▸ DOCUMENT SECTION:
-- begin --

Persisted queries can be paired with GET requests enabling the caching. Cached results can be used to serve read-heavy workloads with complex queries to improve performance. With appropriate headers the caching can be done at browser/CDNs.

Guide-level explanation

Persistent Queries

We will support persistent queries for Dgraph in the following waterfall logic:

  1. If extensions key is not provided in the request we process the request as usual
  2. If extensions key is present in the GET request
    a. If both query and SHA is provided we verify the hash and do a lookup/overwrite and process the query.
    Example: curl -g 'http://localhost:8080/graphql/?query={sample_query}&extensions={"persistedQuery":{"sha256Hash":"hash-key-xxx"}}'
    b. If only SHA is provided we do a look-up and process the query if found else return an error.
    Example: curl -g 'http://localhost:8080/graphql/?extensions={"persistedQuery":{"sha256Hash":"hash-key-xxx"}}'
    c. If only query is provided we generate a SHA and store it in Dgraph, also return the SHA with the response of the query.
    Example: curl -g 'http://localhost:8080/graphql/?query={sample_query}&extensions={"persistedQuery"}'

Queries and Hash-Keys once stored will persist until they are cleared/overwritten. This is similar to what Apollo Client/Server does here.

-- end --

▸ GIVEN DATA:
-- begin --

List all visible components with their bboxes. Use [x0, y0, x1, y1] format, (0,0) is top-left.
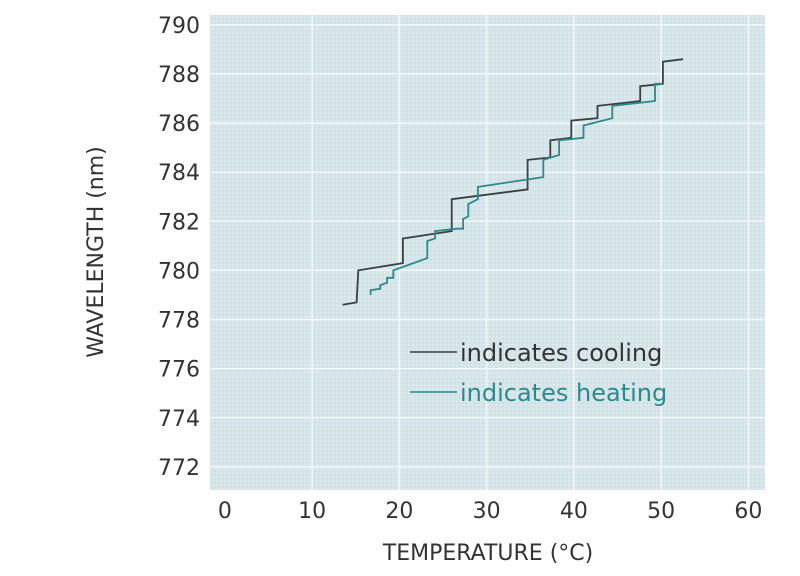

-- end --

▸ LIST OF TASKS:
**a.** According to the persisted-queries text, what does Dgraph do when a GET request with the extensions key contains only a query?
**b.** For each statement, answer yes or no to whether the persisted-queries text agrees, and quote the words that decide it.
(i) With appropriate headers, results can be cached at the browser or a CDN.
(ii) When only a SHA is given and no match is found, the request is processed as usual.
(iii) Stored queries and hash-keys expire after a fixed period.
**c.** Copy the persisted-queries text from "Guide-level explanation" up to and including "process the query.".

▸ EXPECTED RESULTS:
**a.** It generates a SHA, stores it in Dgraph, and returns the SHA with the query's response.

**b.**
(i) Yes: "With appropriate headers the caching can be done at browser/CDNs."
(ii) No: "we do a look-up and process the query if found else return an error."
(iii) No: "Queries and Hash-Keys once stored will persist until they are cleared/overwritten."

**c.**
Guide-level explanation

Persistent Queries

We will support persistent queries for Dgraph in the following waterfall logic:

  1. If extensions key is not provided in the request we process the request as usual
  2. If extensions key is present in the GET request
    a. If both query and SHA is provided we verify the hash and do a lookup/overwrite and process the query.